Records from a data collection
_ _ _

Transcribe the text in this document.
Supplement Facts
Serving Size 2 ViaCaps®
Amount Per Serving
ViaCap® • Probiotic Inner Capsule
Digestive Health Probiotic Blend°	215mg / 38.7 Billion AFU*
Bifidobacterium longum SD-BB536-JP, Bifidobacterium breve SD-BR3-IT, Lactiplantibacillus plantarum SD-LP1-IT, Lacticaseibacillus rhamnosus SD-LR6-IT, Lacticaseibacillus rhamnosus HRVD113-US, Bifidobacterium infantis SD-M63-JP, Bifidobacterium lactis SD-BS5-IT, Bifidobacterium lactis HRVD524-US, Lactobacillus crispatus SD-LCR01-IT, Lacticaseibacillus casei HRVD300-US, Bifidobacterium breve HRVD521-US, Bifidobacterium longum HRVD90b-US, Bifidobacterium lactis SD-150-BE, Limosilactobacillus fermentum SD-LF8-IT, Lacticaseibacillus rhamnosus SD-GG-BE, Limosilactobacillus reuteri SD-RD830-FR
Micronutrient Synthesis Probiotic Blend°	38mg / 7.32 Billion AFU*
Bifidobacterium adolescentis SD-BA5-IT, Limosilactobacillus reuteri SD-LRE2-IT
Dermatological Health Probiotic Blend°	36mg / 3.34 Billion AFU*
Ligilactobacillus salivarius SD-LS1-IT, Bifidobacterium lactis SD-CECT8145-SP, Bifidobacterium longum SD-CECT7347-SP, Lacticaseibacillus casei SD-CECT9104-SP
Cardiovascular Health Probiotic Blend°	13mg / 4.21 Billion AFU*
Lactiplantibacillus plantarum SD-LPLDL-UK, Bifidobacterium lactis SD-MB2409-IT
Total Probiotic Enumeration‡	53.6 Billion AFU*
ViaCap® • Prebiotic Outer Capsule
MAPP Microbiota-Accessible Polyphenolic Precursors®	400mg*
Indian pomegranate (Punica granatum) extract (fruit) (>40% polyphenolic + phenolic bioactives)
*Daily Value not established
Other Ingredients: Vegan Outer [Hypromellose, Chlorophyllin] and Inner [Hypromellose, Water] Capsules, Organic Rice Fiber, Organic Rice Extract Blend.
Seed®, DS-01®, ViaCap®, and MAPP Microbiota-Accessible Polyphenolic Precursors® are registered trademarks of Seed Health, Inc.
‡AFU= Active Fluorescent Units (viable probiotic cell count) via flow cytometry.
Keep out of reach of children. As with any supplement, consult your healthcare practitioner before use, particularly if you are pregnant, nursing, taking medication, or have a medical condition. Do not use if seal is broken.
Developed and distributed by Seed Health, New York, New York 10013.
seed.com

_ _ _

TASK GOAL: List the lines of the records where "Serving" occurs.

SOLUTION:
Serving Size 2 ViaCaps®
Amount Per Serving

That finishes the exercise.